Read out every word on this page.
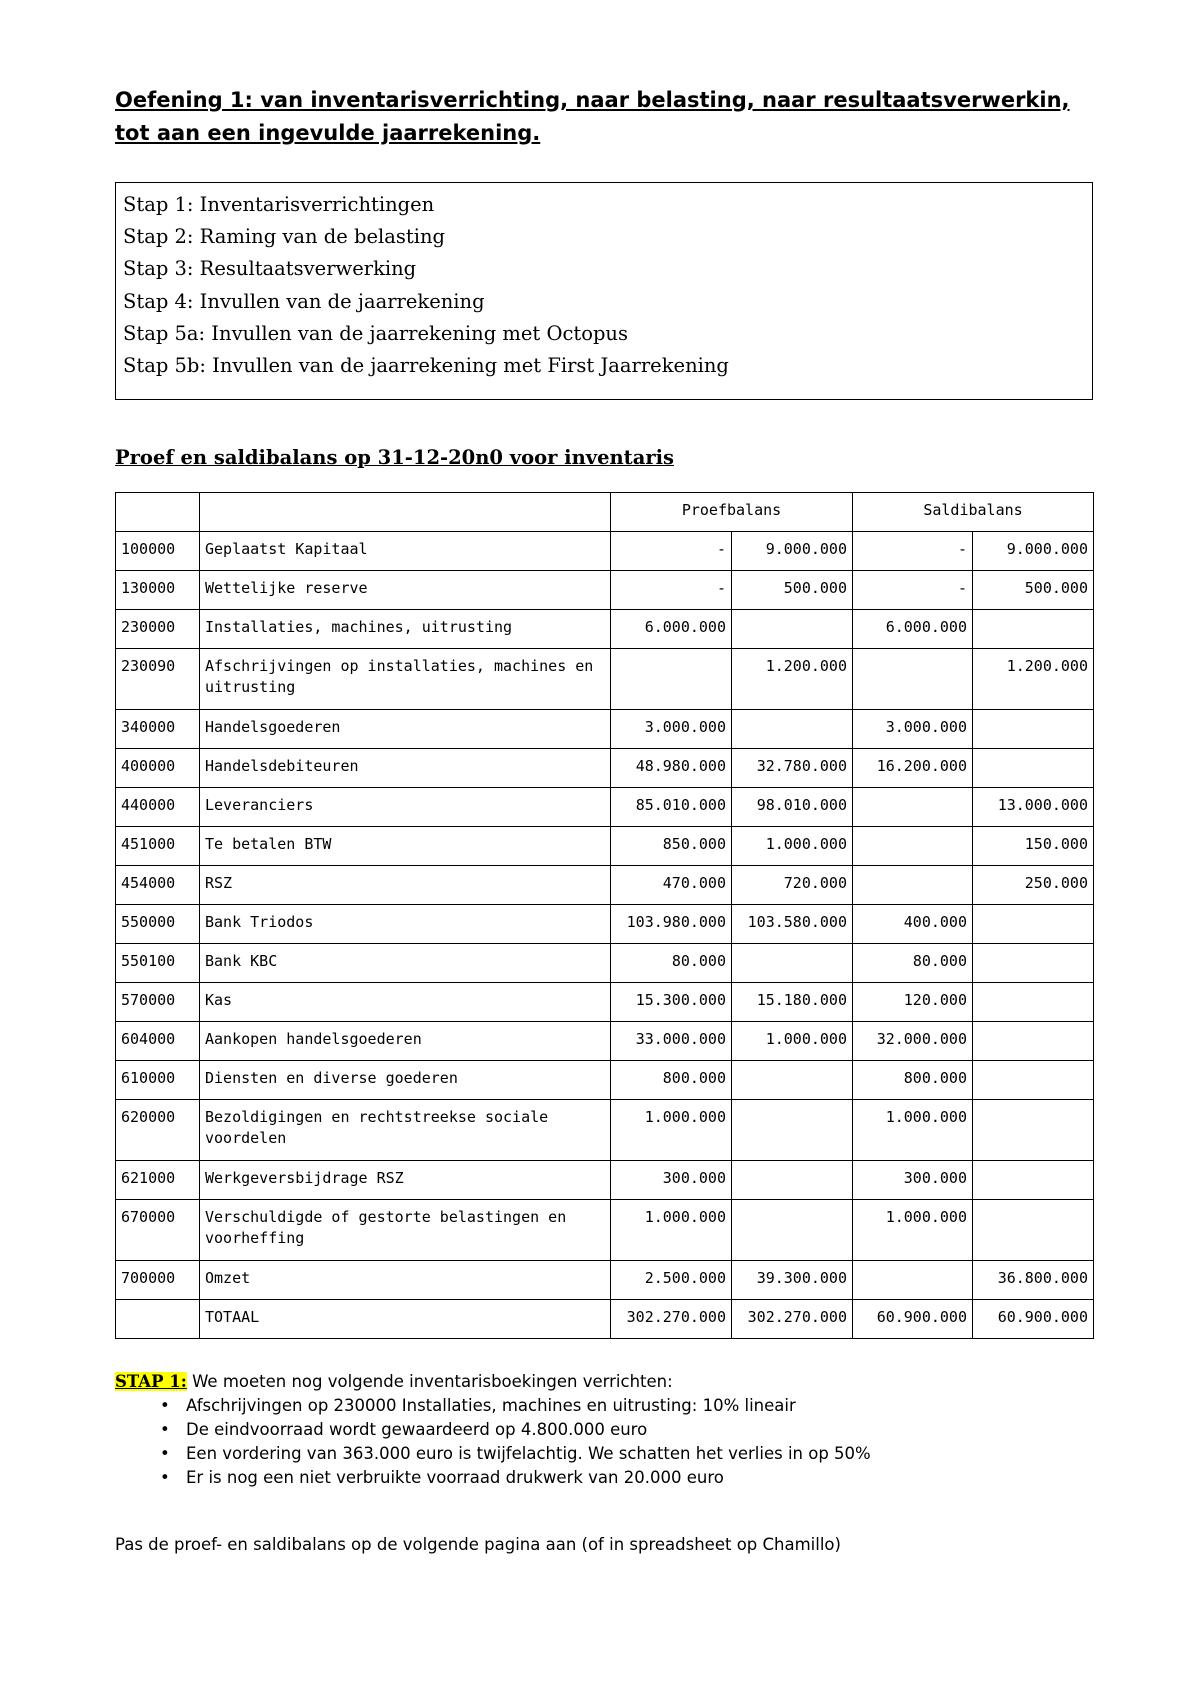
Oefening 1: van inventarisverrichting, naar belasting, naar resultaatsverwerkin,
tot aan een ingevulde jaarrekening.
Stap 1: Inventarisverrichtingen
Stap 2: Raming van de belasting
Stap 3: Resultaatsverwerking
Stap 4: Invullen van de jaarrekening
Stap 5a: Invullen van de jaarrekening met Octopus
Stap 5b: Invullen van de jaarrekening met First Jaarrekening
Proef en saldibalans op 31-12-20n0 voor inventaris
		Proefbalans		Saldibalans	
100000	Geplaatst Kapitaal	-	9.000.000	-	9.000.000
130000	Wettelijke reserve	-	500.000	-	500.000
230000	Installaties, machines, uitrusting	6.000.000		6.000.000	
230090	Afschrijvingen op installaties, machines en uitrusting		1.200.000		1.200.000
340000	Handelsgoederen	3.000.000		3.000.000	
400000	Handelsdebiteuren	48.980.000	32.780.000	16.200.000	
440000	Leveranciers	85.010.000	98.010.000		13.000.000
451000	Te betalen BTW	850.000	1.000.000		150.000
454000	RSZ	470.000	720.000		250.000
550000	Bank Triodos	103.980.000	103.580.000	400.000	
550100	Bank KBC	80.000		80.000	
570000	Kas	15.300.000	15.180.000	120.000	
604000	Aankopen handelsgoederen	33.000.000	1.000.000	32.000.000	
610000	Diensten en diverse goederen	800.000		800.000	
620000	Bezoldigingen en rechtstreekse sociale voordelen	1.000.000		1.000.000	
621000	Werkgeversbijdrage RSZ	300.000		300.000	
670000	Verschuldigde of gestorte belastingen en voorheffing	1.000.000		1.000.000	
700000	Omzet	2.500.000	39.300.000		36.800.000
	TOTAAL	302.270.000	302.270.000	60.900.000	60.900.000
STAP 1: We moeten nog volgende inventarisboekingen verrichten:
• Afschrijvingen op 230000 Installaties, machines en uitrusting: 10% lineair
• De eindvoorraad wordt gewaardeerd op 4.800.000 euro
• Een vordering van 363.000 euro is twijfelachtig. We schatten het verlies in op 50%
• Er is nog een niet verbruikte voorraad drukwerk van 20.000 euro
Pas de proef- en saldibalans op de volgende pagina aan (of in spreadsheet op Chamillo)
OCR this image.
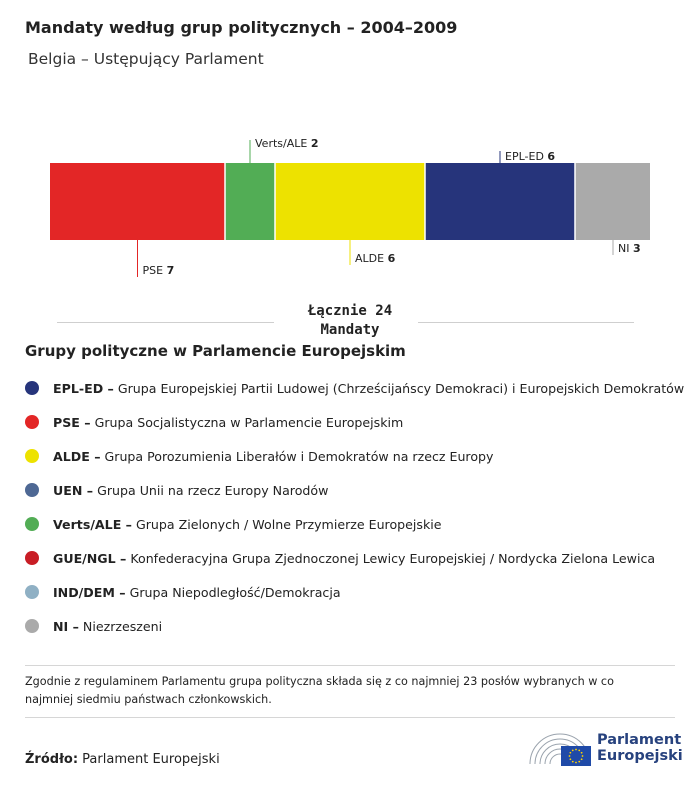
Mandaty według grup politycznych – 2004–2009
Belgia – Ustępujący Parlament
PSE 7
Verts/ALE 2
ALDE 6
EPL-ED 6
NI 3
Łącznie 24
Mandaty
Grupy polityczne w Parlamencie Europejskim
EPL-ED – Grupa Europejskiej Partii Ludowej (Chrześcijańscy Demokraci) i Europejskich Demokratów
PSE – Grupa Socjalistyczna w Parlamencie Europejskim
ALDE – Grupa Porozumienia Liberałów i Demokratów na rzecz Europy
UEN – Grupa Unii na rzecz Europy Narodów
Verts/ALE – Grupa Zielonych / Wolne Przymierze Europejskie
GUE/NGL – Konfederacyjna Grupa Zjednoczonej Lewicy Europejskiej / Nordycka Zielona Lewica
IND/DEM – Grupa Niepodległość/Demokracja
NI – Niezrzeszeni
Zgodnie z regulaminem Parlamentu grupa polityczna składa się z co najmniej 23 posłów wybranych w co najmniej siedmiu państwach członkowskich.
Źródło: Parlament Europejski
Parlament
Europejski
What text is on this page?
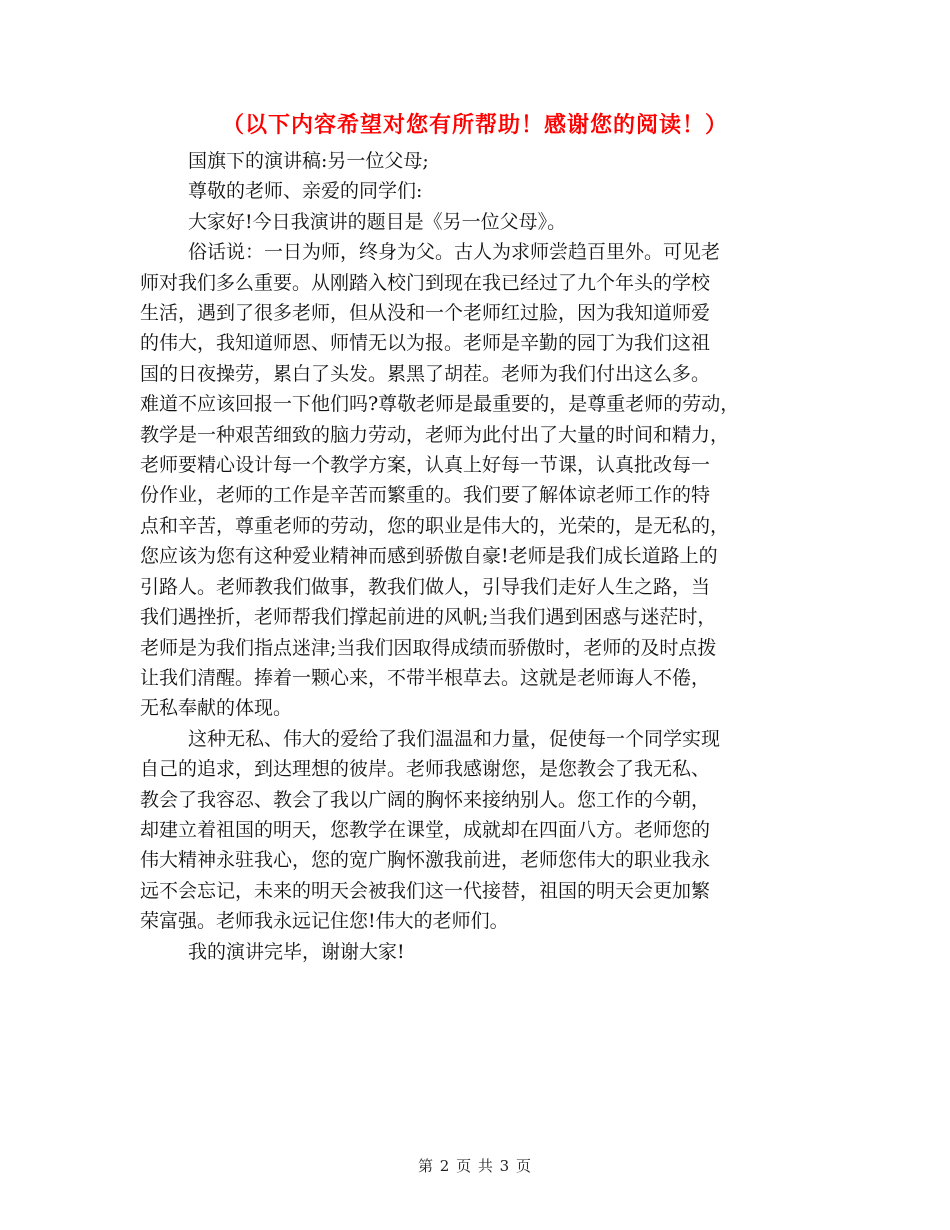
（以下内容希望对您有所帮助！感谢您的阅读！）

国旗下的演讲稿:另一位父母;

尊敬的老师、亲爱的同学们:

大家好!今日我演讲的题目是《另一位父母》。

俗话说：一日为师，终身为父。古人为求师尝趋百里外。可见老

师对我们多么重要。从刚踏入校门到现在我已经过了九个年头的学校

生活，遇到了很多老师，但从没和一个老师红过脸，因为我知道师爱

的伟大，我知道师恩、师情无以为报。老师是辛勤的园丁为我们这祖

国的日夜操劳，累白了头发。累黑了胡茬。老师为我们付出这么多。

难道不应该回报一下他们吗?尊敬老师是最重要的，是尊重老师的劳动，

教学是一种艰苦细致的脑力劳动，老师为此付出了大量的时间和精力，

老师要精心设计每一个教学方案，认真上好每一节课，认真批改每一

份作业，老师的工作是辛苦而繁重的。我们要了解体谅老师工作的特

点和辛苦，尊重老师的劳动，您的职业是伟大的，光荣的，是无私的，

您应该为您有这种爱业精神而感到骄傲自豪!老师是我们成长道路上的

引路人。老师教我们做事，教我们做人，引导我们走好人生之路，当

我们遇挫折，老师帮我们撑起前进的风帆;当我们遇到困惑与迷茫时，

老师是为我们指点迷津;当我们因取得成绩而骄傲时，老师的及时点拨

让我们清醒。捧着一颗心来，不带半根草去。这就是老师诲人不倦，

无私奉献的体现。

这种无私、伟大的爱给了我们温温和力量，促使每一个同学实现

自己的追求，到达理想的彼岸。老师我感谢您，是您教会了我无私、

教会了我容忍、教会了我以广阔的胸怀来接纳别人。您工作的今朝，

却建立着祖国的明天，您教学在课堂，成就却在四面八方。老师您的

伟大精神永驻我心，您的宽广胸怀激我前进，老师您伟大的职业我永

远不会忘记，未来的明天会被我们这一代接替，祖国的明天会更加繁

荣富强。老师我永远记住您!伟大的老师们。

我的演讲完毕，谢谢大家!

第 2 页 共 3 页
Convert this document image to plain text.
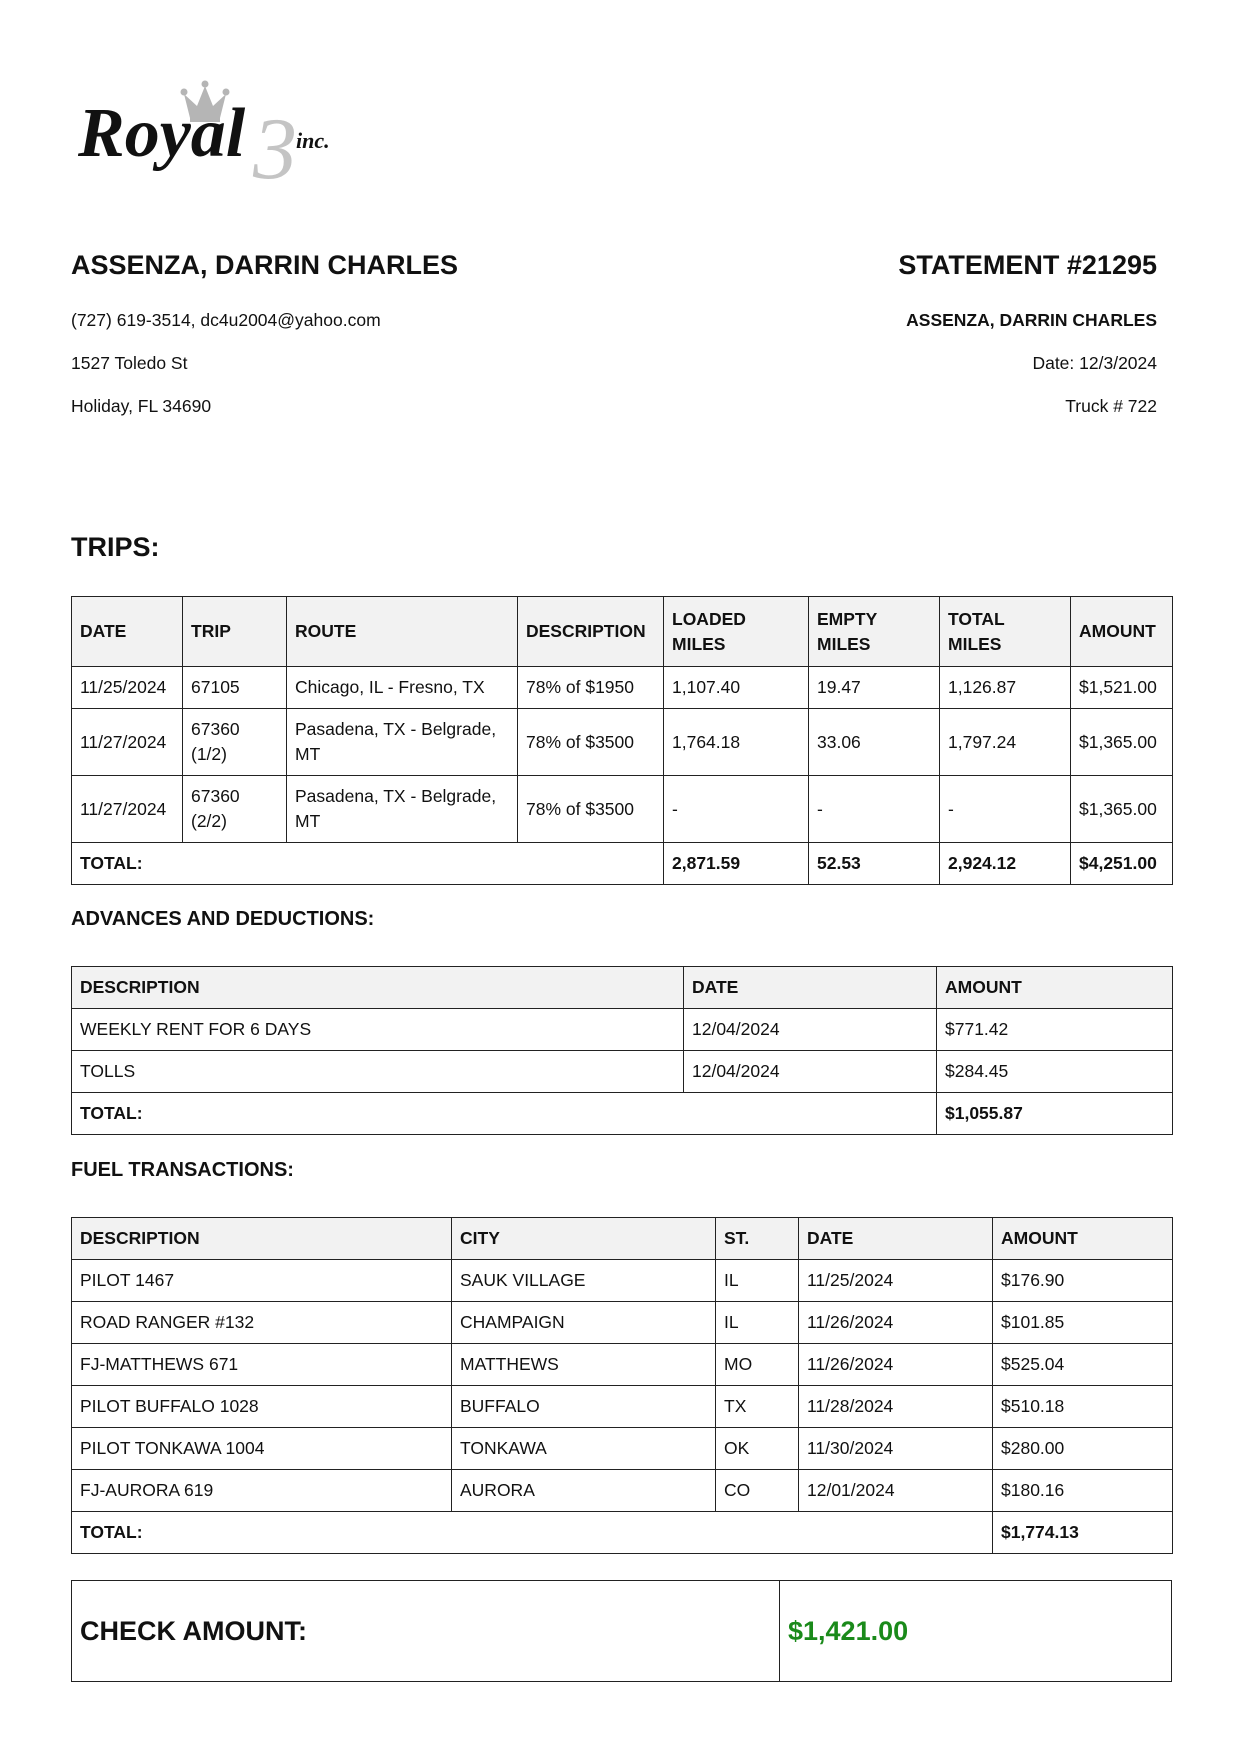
3
Royal inc.
ASSENZA, DARRIN CHARLES
(727) 619-3514, dc4u2004@yahoo.com
1527 Toledo St
Holiday, FL 34690
STATEMENT #21295
ASSENZA, DARRIN CHARLES
Date: 12/3/2024
Truck # 722
TRIPS:
DATE	TRIP	ROUTE	DESCRIPTION	LOADED MILES	EMPTY MILES	TOTAL MILES	AMOUNT
11/25/2024	67105	Chicago, IL - Fresno, TX	78% of $1950	1,107.40	19.47	1,126.87	$1,521.00
11/27/2024	67360 (1/2)	Pasadena, TX - Belgrade, MT	78% of $3500	1,764.18	33.06	1,797.24	$1,365.00
11/27/2024	67360 (2/2)	Pasadena, TX - Belgrade, MT	78% of $3500	-	-	-	$1,365.00
TOTAL:				2,871.59	52.53	2,924.12	$4,251.00
ADVANCES AND DEDUCTIONS:
DESCRIPTION	DATE	AMOUNT
WEEKLY RENT FOR 6 DAYS	12/04/2024	$771.42
TOLLS	12/04/2024	$284.45
TOTAL:		$1,055.87
FUEL TRANSACTIONS:
DESCRIPTION	CITY	ST.	DATE	AMOUNT
PILOT 1467	SAUK VILLAGE	IL	11/25/2024	$176.90
ROAD RANGER #132	CHAMPAIGN	IL	11/26/2024	$101.85
FJ-MATTHEWS 671	MATTHEWS	MO	11/26/2024	$525.04
PILOT BUFFALO 1028	BUFFALO	TX	11/28/2024	$510.18
PILOT TONKAWA 1004	TONKAWA	OK	11/30/2024	$280.00
FJ-AURORA 619	AURORA	CO	12/01/2024	$180.16
TOTAL:				$1,774.13
CHECK AMOUNT:	$1,421.00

EXERCISE BRIEF: Only the lines from the one that contains "Convert this document image to plain text." to the end of the records, inclusive, are to be quoted exactly, with pictures excluded.

ANSWER TO THE PROBLEM:
Convert this document image to plain text.
3
Royal inc.
ASSENZA, DARRIN CHARLES
(727) 619-3514, dc4u2004@yahoo.com
1527 Toledo St
Holiday, FL 34690
STATEMENT #21295
ASSENZA, DARRIN CHARLES
Date: 12/3/2024
Truck # 722
TRIPS:
DATE	TRIP	ROUTE	DESCRIPTION	LOADED MILES	EMPTY MILES	TOTAL MILES	AMOUNT
11/25/2024	67105	Chicago, IL - Fresno, TX	78% of $1950	1,107.40	19.47	1,126.87	$1,521.00
11/27/2024	67360 (1/2)	Pasadena, TX - Belgrade, MT	78% of $3500	1,764.18	33.06	1,797.24	$1,365.00
11/27/2024	67360 (2/2)	Pasadena, TX - Belgrade, MT	78% of $3500	-	-	-	$1,365.00
TOTAL:				2,871.59	52.53	2,924.12	$4,251.00
ADVANCES AND DEDUCTIONS:
DESCRIPTION	DATE	AMOUNT
WEEKLY RENT FOR 6 DAYS	12/04/2024	$771.42
TOLLS	12/04/2024	$284.45
TOTAL:		$1,055.87
FUEL TRANSACTIONS:
DESCRIPTION	CITY	ST.	DATE	AMOUNT
PILOT 1467	SAUK VILLAGE	IL	11/25/2024	$176.90
ROAD RANGER #132	CHAMPAIGN	IL	11/26/2024	$101.85
FJ-MATTHEWS 671	MATTHEWS	MO	11/26/2024	$525.04
PILOT BUFFALO 1028	BUFFALO	TX	11/28/2024	$510.18
PILOT TONKAWA 1004	TONKAWA	OK	11/30/2024	$280.00
FJ-AURORA 619	AURORA	CO	12/01/2024	$180.16
TOTAL:				$1,774.13
CHECK AMOUNT:	$1,421.00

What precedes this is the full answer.